# TASK TO COMPLETE
Write out each line exactly as it stands, please.

# EXERCISE DATA
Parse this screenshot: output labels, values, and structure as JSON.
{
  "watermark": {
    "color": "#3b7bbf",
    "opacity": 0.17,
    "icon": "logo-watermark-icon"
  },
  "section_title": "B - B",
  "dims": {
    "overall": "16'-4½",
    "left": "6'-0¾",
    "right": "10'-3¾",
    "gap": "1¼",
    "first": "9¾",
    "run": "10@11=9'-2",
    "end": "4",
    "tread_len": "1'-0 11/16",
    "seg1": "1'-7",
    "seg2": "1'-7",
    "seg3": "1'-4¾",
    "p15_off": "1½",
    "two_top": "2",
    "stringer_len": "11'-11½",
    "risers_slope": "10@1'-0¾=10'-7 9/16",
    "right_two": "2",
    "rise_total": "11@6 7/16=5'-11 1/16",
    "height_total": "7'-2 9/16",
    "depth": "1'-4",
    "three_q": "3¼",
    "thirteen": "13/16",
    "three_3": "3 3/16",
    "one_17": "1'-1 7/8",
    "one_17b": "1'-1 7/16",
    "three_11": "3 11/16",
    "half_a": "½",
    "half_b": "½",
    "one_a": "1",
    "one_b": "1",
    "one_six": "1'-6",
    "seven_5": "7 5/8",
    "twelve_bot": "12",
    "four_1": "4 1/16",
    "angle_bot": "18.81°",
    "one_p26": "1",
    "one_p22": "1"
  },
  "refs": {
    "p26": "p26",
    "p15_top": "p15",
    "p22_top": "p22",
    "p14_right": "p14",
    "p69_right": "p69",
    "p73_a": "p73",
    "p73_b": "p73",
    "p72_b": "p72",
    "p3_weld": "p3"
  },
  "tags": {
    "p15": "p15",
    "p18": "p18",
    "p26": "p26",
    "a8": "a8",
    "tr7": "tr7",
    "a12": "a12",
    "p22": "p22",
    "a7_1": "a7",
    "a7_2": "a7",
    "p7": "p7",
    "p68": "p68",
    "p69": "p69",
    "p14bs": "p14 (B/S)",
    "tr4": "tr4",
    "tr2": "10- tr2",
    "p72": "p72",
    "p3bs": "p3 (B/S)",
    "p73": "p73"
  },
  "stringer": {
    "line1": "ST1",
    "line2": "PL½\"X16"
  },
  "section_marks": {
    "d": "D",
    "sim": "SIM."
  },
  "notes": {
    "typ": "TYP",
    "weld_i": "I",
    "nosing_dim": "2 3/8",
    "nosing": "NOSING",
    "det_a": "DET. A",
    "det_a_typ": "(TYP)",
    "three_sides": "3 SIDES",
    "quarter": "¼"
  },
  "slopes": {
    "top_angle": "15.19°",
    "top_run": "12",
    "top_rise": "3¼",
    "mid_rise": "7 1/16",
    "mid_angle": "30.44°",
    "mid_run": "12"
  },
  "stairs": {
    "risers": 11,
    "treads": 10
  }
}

# RESPONSE TO THE TASK
Parse this screenshot: output labels, values, and structure as JSON.
{
  "watermark": {
    "color": "#3b7bbf",
    "opacity": 0.17,
    "icon": "logo-watermark-icon"
  },
  "section_title": "B - B",
  "dims": {
    "overall": "16'-4½",
    "left": "6'-0¾",
    "right": "10'-3¾",
    "gap": "1¼",
    "first": "9¾",
    "run": "10@11=9'-2",
    "end": "4",
    "tread_len": "1'-0 11/16",
    "seg1": "1'-7",
    "seg2": "1'-7",
    "seg3": "1'-4¾",
    "p15_off": "1½",
    "two_top": "2",
    "stringer_len": "11'-11½",
    "risers_slope": "10@1'-0¾=10'-7 9/16",
    "right_two": "2",
    "rise_total": "11@6 7/16=5'-11 1/16",
    "height_total": "7'-2 9/16",
    "depth": "1'-4",
    "three_q": "3¼",
    "thirteen": "13/16",
    "three_3": "3 3/16",
    "one_17": "1'-1 7/8",
    "one_17b": "1'-1 7/16",
    "three_11": "3 11/16",
    "half_a": "½",
    "half_b": "½",
    "one_a": "1",
    "one_b": "1",
    "one_six": "1'-6",
    "seven_5": "7 5/8",
    "twelve_bot": "12",
    "four_1": "4 1/16",
    "angle_bot": "18.81°",
    "one_p26": "1",
    "one_p22": "1"
  },
  "refs": {
    "p26": "p26",
    "p15_top": "p15",
    "p22_top": "p22",
    "p14_right": "p14",
    "p69_right": "p69",
    "p73_a": "p73",
    "p73_b": "p73",
    "p72_b": "p72",
    "p3_weld": "p3"
  },
  "tags": {
    "p15": "p15",
    "p18": "p18",
    "p26": "p26",
    "a8": "a8",
    "tr7": "tr7",
    "a12": "a12",
    "p22": "p22",
    "a7_1": "a7",
    "a7_2": "a7",
    "p7": "p7",
    "p68": "p68",
    "p69": "p69",
    "p14bs": "p14 (B/S)",
    "tr4": "tr4",
    "tr2": "10- tr2",
    "p72": "p72",
    "p3bs": "p3 (B/S)",
    "p73": "p73"
  },
  "stringer": {
    "line1": "ST1",
    "line2": "PL½\"X16"
  },
  "section_marks": {
    "d": "D",
    "sim": "SIM."
  },
  "notes": {
    "typ": "TYP",
    "weld_i": "I",
    "nosing_dim": "2 3/8",
    "nosing": "NOSING",
    "det_a": "DET. A",
    "det_a_typ": "(TYP)",
    "three_sides": "3 SIDES",
    "quarter": "¼"
  },
  "slopes": {
    "top_angle": "15.19°",
    "top_run": "12",
    "top_rise": "3¼",
    "mid_rise": "7 1/16",
    "mid_angle": "30.44°",
    "mid_run": "12"
  },
  "stairs": {
    "risers": 11,
    "treads": 10
  }
}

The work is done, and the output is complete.